Requirements - Images are excluded; otherwise, output every record exactly.

Recorded data -
>>>

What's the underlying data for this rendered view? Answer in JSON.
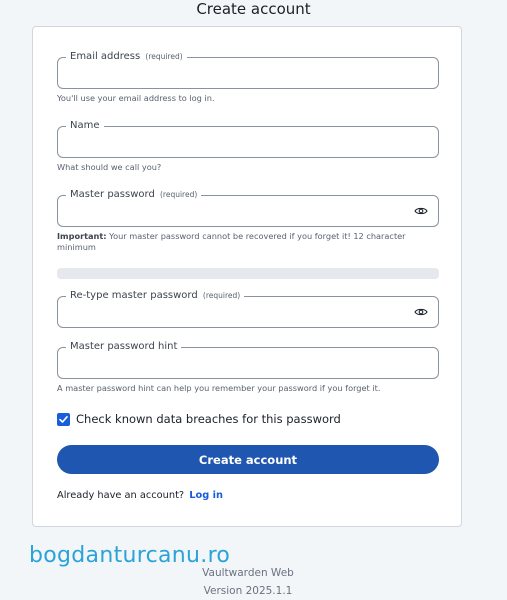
{
  "page": {
    "title": "Create account"
  },
  "form": {
    "email": {
      "label": "Email address",
      "required_tag": "(required)",
      "value": "",
      "help": "You'll use your email address to log in."
    },
    "name": {
      "label": "Name",
      "value": "",
      "help": "What should we call you?"
    },
    "master_password": {
      "label": "Master password",
      "required_tag": "(required)",
      "value": "",
      "help_bold": "Important:",
      "help": " Your master password cannot be recovered if you forget it! 12 character minimum"
    },
    "strength": {
      "level": 0
    },
    "retype_password": {
      "label": "Re-type master password",
      "required_tag": "(required)",
      "value": ""
    },
    "hint": {
      "label": "Master password hint",
      "value": "",
      "help": "A master password hint can help you remember your password if you forget it."
    },
    "breach_check": {
      "label": "Check known data breaches for this password",
      "checked": true
    },
    "submit_label": "Create account",
    "login_prompt": "Already have an account?",
    "login_link": "Log in"
  },
  "watermark": "bogdanturcanu.ro",
  "footer": {
    "app_name": "Vaultwarden Web",
    "version": "Version 2025.1.1"
  },
  "colors": {
    "primary": "#1f56b0",
    "link": "#175ddc",
    "watermark": "#2aa3d8"
  }
}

<<<

Output of the exercise -
What's the underlying data for this rendered view? Answer in JSON.
{
  "page": {
    "title": "Create account"
  },
  "form": {
    "email": {
      "label": "Email address",
      "required_tag": "(required)",
      "value": "",
      "help": "You'll use your email address to log in."
    },
    "name": {
      "label": "Name",
      "value": "",
      "help": "What should we call you?"
    },
    "master_password": {
      "label": "Master password",
      "required_tag": "(required)",
      "value": "",
      "help_bold": "Important:",
      "help": " Your master password cannot be recovered if you forget it! 12 character minimum"
    },
    "strength": {
      "level": 0
    },
    "retype_password": {
      "label": "Re-type master password",
      "required_tag": "(required)",
      "value": ""
    },
    "hint": {
      "label": "Master password hint",
      "value": "",
      "help": "A master password hint can help you remember your password if you forget it."
    },
    "breach_check": {
      "label": "Check known data breaches for this password",
      "checked": true
    },
    "submit_label": "Create account",
    "login_prompt": "Already have an account?",
    "login_link": "Log in"
  },
  "watermark": "bogdanturcanu.ro",
  "footer": {
    "app_name": "Vaultwarden Web",
    "version": "Version 2025.1.1"
  },
  "colors": {
    "primary": "#1f56b0",
    "link": "#175ddc",
    "watermark": "#2aa3d8"
  }
}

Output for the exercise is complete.